## RECORDS FOR THIS EXERCISE
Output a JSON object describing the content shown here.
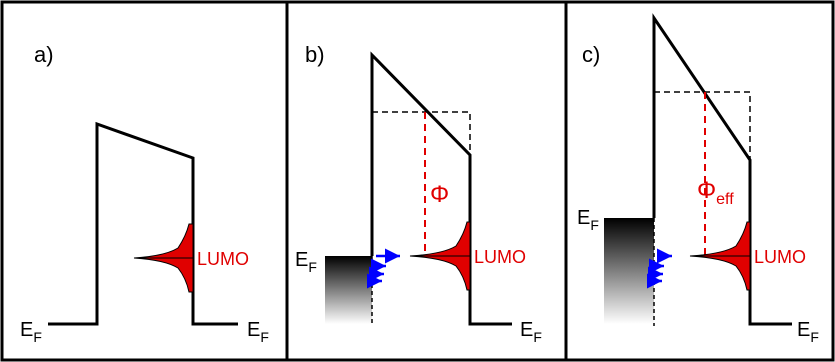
{
  "panels": [
    {
      "label": "a)",
      "ef_left": "E",
      "ef_left_sub": "F",
      "ef_right": "E",
      "ef_right_sub": "F",
      "lumo": "LUMO"
    },
    {
      "label": "b)",
      "ef_left": "E",
      "ef_left_sub": "F",
      "ef_right": "E",
      "ef_right_sub": "F",
      "lumo": "LUMO",
      "phi": "Φ",
      "phi_sub": ""
    },
    {
      "label": "c)",
      "ef_left": "E",
      "ef_left_sub": "F",
      "ef_right": "E",
      "ef_right_sub": "F",
      "lumo": "LUMO",
      "phi": "Φ",
      "phi_sub": "eff"
    }
  ],
  "colors": {
    "border": "#000000",
    "lumo": "#e00000",
    "arrow": "#0000ff"
  }
}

## DIRECTIVE
Reproduce each entry precisely. Leave the pictures out.

## SOLUTION TO THIS PROBLEM
Output a JSON object describing the content shown here.
{
  "panels": [
    {
      "label": "a)",
      "ef_left": "E",
      "ef_left_sub": "F",
      "ef_right": "E",
      "ef_right_sub": "F",
      "lumo": "LUMO"
    },
    {
      "label": "b)",
      "ef_left": "E",
      "ef_left_sub": "F",
      "ef_right": "E",
      "ef_right_sub": "F",
      "lumo": "LUMO",
      "phi": "Φ",
      "phi_sub": ""
    },
    {
      "label": "c)",
      "ef_left": "E",
      "ef_left_sub": "F",
      "ef_right": "E",
      "ef_right_sub": "F",
      "lumo": "LUMO",
      "phi": "Φ",
      "phi_sub": "eff"
    }
  ],
  "colors": {
    "border": "#000000",
    "lumo": "#e00000",
    "arrow": "#0000ff"
  }
}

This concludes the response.